AIM
How many lines in this data contain the string "شکفته"? Reply with the number only.
+--
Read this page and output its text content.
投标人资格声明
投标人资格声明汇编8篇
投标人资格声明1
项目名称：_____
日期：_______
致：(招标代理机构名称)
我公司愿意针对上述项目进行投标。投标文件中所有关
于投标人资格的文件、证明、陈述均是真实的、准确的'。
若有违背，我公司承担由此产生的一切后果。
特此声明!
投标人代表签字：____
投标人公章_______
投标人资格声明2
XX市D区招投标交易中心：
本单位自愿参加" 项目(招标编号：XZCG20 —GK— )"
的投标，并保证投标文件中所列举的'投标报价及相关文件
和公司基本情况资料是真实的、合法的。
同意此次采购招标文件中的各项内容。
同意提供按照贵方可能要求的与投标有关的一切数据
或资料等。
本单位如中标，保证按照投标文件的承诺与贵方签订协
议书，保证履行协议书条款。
+--
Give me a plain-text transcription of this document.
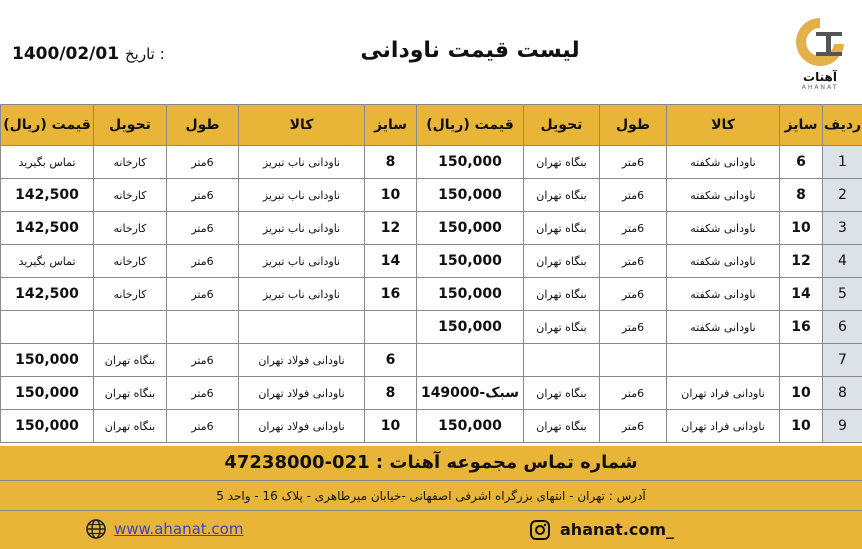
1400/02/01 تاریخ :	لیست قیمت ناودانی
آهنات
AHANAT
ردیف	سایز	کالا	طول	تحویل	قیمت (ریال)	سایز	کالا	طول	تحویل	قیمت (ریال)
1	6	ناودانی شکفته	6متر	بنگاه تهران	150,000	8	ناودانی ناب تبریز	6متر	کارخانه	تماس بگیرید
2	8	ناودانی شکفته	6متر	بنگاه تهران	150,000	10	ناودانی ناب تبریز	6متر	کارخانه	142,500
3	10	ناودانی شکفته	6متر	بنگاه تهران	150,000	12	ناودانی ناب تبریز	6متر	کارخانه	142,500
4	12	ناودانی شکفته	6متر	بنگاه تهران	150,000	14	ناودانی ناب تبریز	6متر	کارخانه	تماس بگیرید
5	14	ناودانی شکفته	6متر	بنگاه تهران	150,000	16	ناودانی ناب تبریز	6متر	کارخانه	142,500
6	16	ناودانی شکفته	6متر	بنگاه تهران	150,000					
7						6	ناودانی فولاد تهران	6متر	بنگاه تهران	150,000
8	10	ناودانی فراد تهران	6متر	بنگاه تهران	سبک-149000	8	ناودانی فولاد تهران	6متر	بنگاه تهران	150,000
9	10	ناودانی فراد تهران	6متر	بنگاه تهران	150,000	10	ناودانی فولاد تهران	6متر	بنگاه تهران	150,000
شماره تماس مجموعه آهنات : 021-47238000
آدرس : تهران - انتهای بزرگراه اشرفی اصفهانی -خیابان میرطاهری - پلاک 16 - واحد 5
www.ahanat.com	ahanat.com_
+--
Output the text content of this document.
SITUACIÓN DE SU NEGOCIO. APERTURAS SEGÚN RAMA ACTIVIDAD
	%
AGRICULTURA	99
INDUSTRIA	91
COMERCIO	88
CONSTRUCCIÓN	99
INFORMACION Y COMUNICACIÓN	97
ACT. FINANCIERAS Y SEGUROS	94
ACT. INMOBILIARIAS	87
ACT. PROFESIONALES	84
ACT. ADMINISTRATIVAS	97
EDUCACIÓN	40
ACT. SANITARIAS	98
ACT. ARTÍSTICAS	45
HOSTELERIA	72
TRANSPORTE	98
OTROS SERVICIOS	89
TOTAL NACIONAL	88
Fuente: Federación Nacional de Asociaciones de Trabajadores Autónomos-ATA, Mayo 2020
+--
RESPONSE
6